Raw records
— START —

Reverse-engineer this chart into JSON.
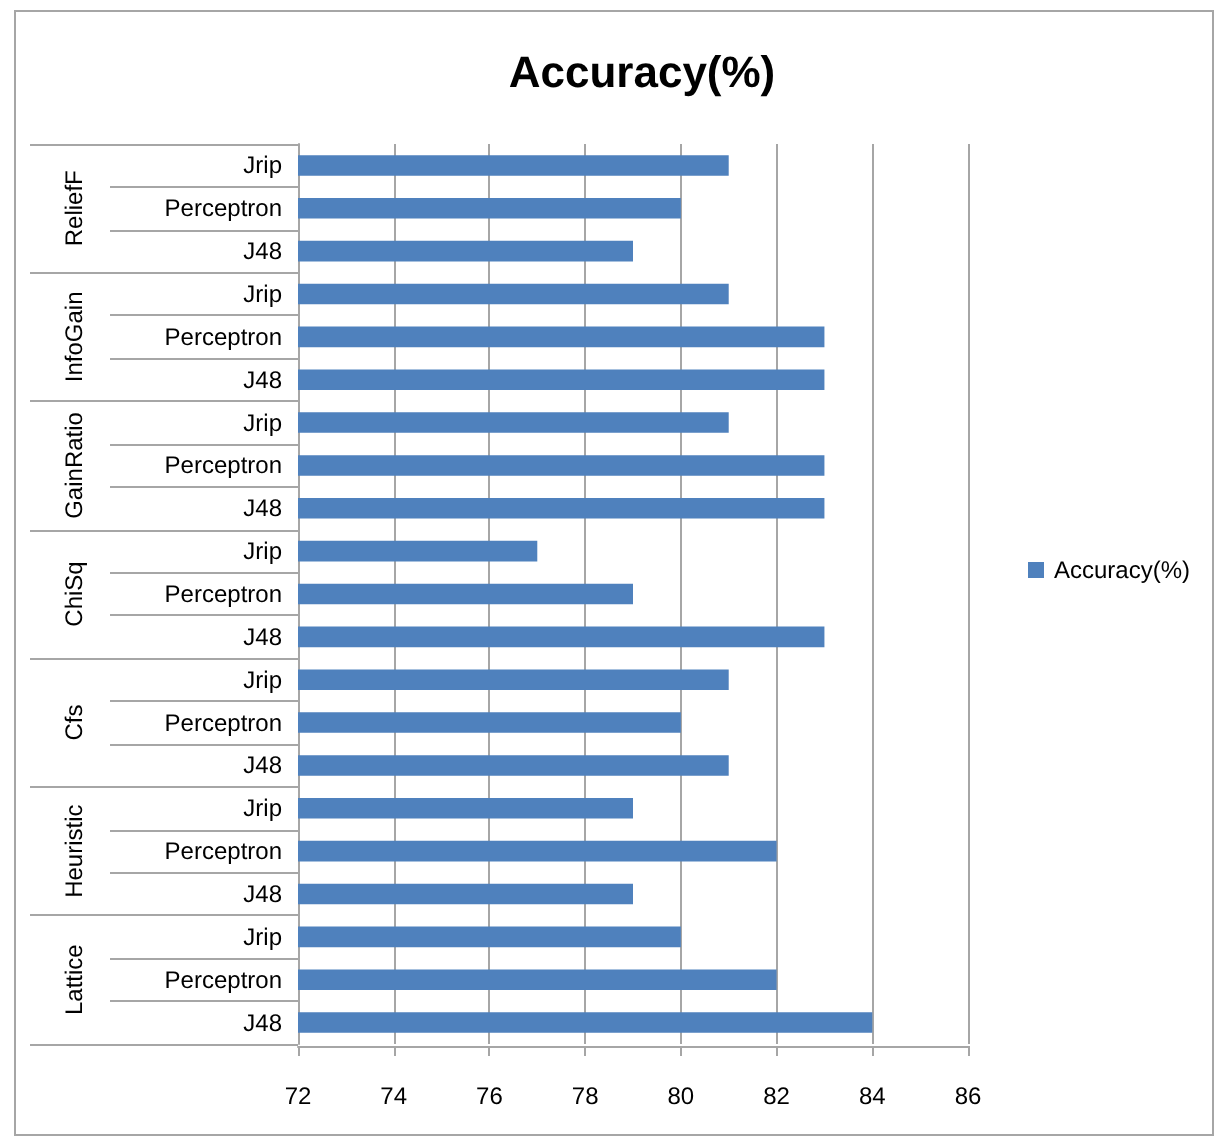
{
  "chart_data": {
    "type": "bar",
    "orientation": "horizontal",
    "title": "Accuracy(%)",
    "categories": [
      "Jrip",
      "Perceptron",
      "J48",
      "Jrip",
      "Perceptron",
      "J48",
      "Jrip",
      "Perceptron",
      "J48",
      "Jrip",
      "Perceptron",
      "J48",
      "Jrip",
      "Perceptron",
      "J48",
      "Jrip",
      "Perceptron",
      "J48",
      "Jrip",
      "Perceptron",
      "J48"
    ],
    "annotations": [
      "ReliefF",
      "InfoGain",
      "GainRatio",
      "ChiSq",
      "Cfs",
      "Heuristic",
      "Lattice"
    ],
    "series": [
      {
        "name": "Accuracy(%)",
        "color": "#4f81bd",
        "values": [
          81,
          80,
          79,
          81,
          83,
          83,
          81,
          83,
          83,
          77,
          79,
          83,
          81,
          80,
          81,
          79,
          82,
          79,
          80,
          82,
          84
        ]
      }
    ],
    "xlim": [
      72,
      86
    ],
    "xticks": [
      72,
      74,
      76,
      78,
      80,
      82,
      84,
      86
    ],
    "grid": "x",
    "legend": "right"
  }
}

— END —

_Written request_: From start to finish, output the listing exactly, but omit its pictures.

_Solved exercise_:
Reverse-engineer this chart into JSON.
{
  "chart_data": {
    "type": "bar",
    "orientation": "horizontal",
    "title": "Accuracy(%)",
    "categories": [
      "Jrip",
      "Perceptron",
      "J48",
      "Jrip",
      "Perceptron",
      "J48",
      "Jrip",
      "Perceptron",
      "J48",
      "Jrip",
      "Perceptron",
      "J48",
      "Jrip",
      "Perceptron",
      "J48",
      "Jrip",
      "Perceptron",
      "J48",
      "Jrip",
      "Perceptron",
      "J48"
    ],
    "annotations": [
      "ReliefF",
      "InfoGain",
      "GainRatio",
      "ChiSq",
      "Cfs",
      "Heuristic",
      "Lattice"
    ],
    "series": [
      {
        "name": "Accuracy(%)",
        "color": "#4f81bd",
        "values": [
          81,
          80,
          79,
          81,
          83,
          83,
          81,
          83,
          83,
          77,
          79,
          83,
          81,
          80,
          81,
          79,
          82,
          79,
          80,
          82,
          84
        ]
      }
    ],
    "xlim": [
      72,
      86
    ],
    "xticks": [
      72,
      74,
      76,
      78,
      80,
      82,
      84,
      86
    ],
    "grid": "x",
    "legend": "right"
  }
}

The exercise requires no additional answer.